* _Exercise goal_
Write the data out again, exactly as given.

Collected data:
● ● ● ●

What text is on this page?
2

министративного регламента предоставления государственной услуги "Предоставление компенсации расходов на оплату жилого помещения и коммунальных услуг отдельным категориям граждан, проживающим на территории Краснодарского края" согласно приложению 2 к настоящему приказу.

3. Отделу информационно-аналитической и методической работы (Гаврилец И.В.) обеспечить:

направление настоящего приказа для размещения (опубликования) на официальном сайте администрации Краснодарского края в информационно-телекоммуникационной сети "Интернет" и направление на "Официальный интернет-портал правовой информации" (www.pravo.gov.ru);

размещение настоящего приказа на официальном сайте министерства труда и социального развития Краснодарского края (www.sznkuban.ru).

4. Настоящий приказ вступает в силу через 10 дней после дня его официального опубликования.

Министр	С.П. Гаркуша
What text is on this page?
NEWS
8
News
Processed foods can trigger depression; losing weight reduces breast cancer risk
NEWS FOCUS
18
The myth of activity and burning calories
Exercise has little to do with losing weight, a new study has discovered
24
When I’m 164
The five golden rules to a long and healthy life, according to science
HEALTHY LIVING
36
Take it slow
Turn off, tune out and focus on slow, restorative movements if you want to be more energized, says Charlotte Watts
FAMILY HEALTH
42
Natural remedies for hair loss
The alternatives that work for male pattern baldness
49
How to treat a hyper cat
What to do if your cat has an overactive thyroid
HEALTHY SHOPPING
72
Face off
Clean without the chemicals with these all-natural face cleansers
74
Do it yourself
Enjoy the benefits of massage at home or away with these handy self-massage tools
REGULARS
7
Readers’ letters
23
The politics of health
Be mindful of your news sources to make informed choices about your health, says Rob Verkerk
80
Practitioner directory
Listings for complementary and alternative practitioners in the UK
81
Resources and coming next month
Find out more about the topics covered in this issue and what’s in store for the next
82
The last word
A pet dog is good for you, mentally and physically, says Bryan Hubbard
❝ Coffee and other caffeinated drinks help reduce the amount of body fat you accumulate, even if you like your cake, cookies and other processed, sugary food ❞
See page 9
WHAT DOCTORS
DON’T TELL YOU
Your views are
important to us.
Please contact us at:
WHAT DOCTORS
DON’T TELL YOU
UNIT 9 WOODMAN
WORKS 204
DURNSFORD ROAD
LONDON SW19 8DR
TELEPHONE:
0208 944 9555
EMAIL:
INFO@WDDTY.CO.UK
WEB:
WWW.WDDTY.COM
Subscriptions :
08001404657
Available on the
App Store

● ● ● ●

* _Solution to the problem_
What text is on this page?
2

министративного регламента предоставления государственной услуги "Предоставление компенсации расходов на оплату жилого помещения и коммунальных услуг отдельным категориям граждан, проживающим на территории Краснодарского края" согласно приложению 2 к настоящему приказу.

3. Отделу информационно-аналитической и методической работы (Гаврилец И.В.) обеспечить:

направление настоящего приказа для размещения (опубликования) на официальном сайте администрации Краснодарского края в информационно-телекоммуникационной сети "Интернет" и направление на "Официальный интернет-портал правовой информации" (www.pravo.gov.ru);

размещение настоящего приказа на официальном сайте министерства труда и социального развития Краснодарского края (www.sznkuban.ru).

4. Настоящий приказ вступает в силу через 10 дней после дня его официального опубликования.

Министр	С.П. Гаркуша
What text is on this page?
NEWS
8
News
Processed foods can trigger depression; losing weight reduces breast cancer risk
NEWS FOCUS
18
The myth of activity and burning calories
Exercise has little to do with losing weight, a new study has discovered
24
When I’m 164
The five golden rules to a long and healthy life, according to science
HEALTHY LIVING
36
Take it slow
Turn off, tune out and focus on slow, restorative movements if you want to be more energized, says Charlotte Watts
FAMILY HEALTH
42
Natural remedies for hair loss
The alternatives that work for male pattern baldness
49
How to treat a hyper cat
What to do if your cat has an overactive thyroid
HEALTHY SHOPPING
72
Face off
Clean without the chemicals with these all-natural face cleansers
74
Do it yourself
Enjoy the benefits of massage at home or away with these handy self-massage tools
REGULARS
7
Readers’ letters
23
The politics of health
Be mindful of your news sources to make informed choices about your health, says Rob Verkerk
80
Practitioner directory
Listings for complementary and alternative practitioners in the UK
81
Resources and coming next month
Find out more about the topics covered in this issue and what’s in store for the next
82
The last word
A pet dog is good for you, mentally and physically, says Bryan Hubbard
❝ Coffee and other caffeinated drinks help reduce the amount of body fat you accumulate, even if you like your cake, cookies and other processed, sugary food ❞
See page 9
WHAT DOCTORS
DON’T TELL YOU
Your views are
important to us.
Please contact us at:
WHAT DOCTORS
DON’T TELL YOU
UNIT 9 WOODMAN
WORKS 204
DURNSFORD ROAD
LONDON SW19 8DR
TELEPHONE:
0208 944 9555
EMAIL:
INFO@WDDTY.CO.UK
WEB:
WWW.WDDTY.COM
Subscriptions :
08001404657
Available on the
App Store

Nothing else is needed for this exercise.